Data entries
● ● ● ● ●

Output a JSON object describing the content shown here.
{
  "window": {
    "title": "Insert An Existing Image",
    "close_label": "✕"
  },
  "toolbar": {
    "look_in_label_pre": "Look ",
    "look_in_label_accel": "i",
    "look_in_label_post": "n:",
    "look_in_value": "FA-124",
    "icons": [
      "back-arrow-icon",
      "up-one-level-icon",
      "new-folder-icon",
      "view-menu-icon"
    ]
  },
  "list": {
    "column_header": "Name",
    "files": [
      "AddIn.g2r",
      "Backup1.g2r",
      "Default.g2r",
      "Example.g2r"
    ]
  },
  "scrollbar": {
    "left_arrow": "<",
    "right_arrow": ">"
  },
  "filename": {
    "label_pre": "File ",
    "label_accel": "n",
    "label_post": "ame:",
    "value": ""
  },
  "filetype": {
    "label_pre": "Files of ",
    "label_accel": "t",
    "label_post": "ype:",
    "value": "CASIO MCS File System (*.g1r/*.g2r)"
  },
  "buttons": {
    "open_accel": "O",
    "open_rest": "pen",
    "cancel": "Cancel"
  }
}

● ● ● ● ●

### What is being asked
Each record above should be output again exactly.

### Response to the exercise
Output a JSON object describing the content shown here.
{
  "window": {
    "title": "Insert An Existing Image",
    "close_label": "✕"
  },
  "toolbar": {
    "look_in_label_pre": "Look ",
    "look_in_label_accel": "i",
    "look_in_label_post": "n:",
    "look_in_value": "FA-124",
    "icons": [
      "back-arrow-icon",
      "up-one-level-icon",
      "new-folder-icon",
      "view-menu-icon"
    ]
  },
  "list": {
    "column_header": "Name",
    "files": [
      "AddIn.g2r",
      "Backup1.g2r",
      "Default.g2r",
      "Example.g2r"
    ]
  },
  "scrollbar": {
    "left_arrow": "<",
    "right_arrow": ">"
  },
  "filename": {
    "label_pre": "File ",
    "label_accel": "n",
    "label_post": "ame:",
    "value": ""
  },
  "filetype": {
    "label_pre": "Files of ",
    "label_accel": "t",
    "label_post": "ype:",
    "value": "CASIO MCS File System (*.g1r/*.g2r)"
  },
  "buttons": {
    "open_accel": "O",
    "open_rest": "pen",
    "cancel": "Cancel"
  }
}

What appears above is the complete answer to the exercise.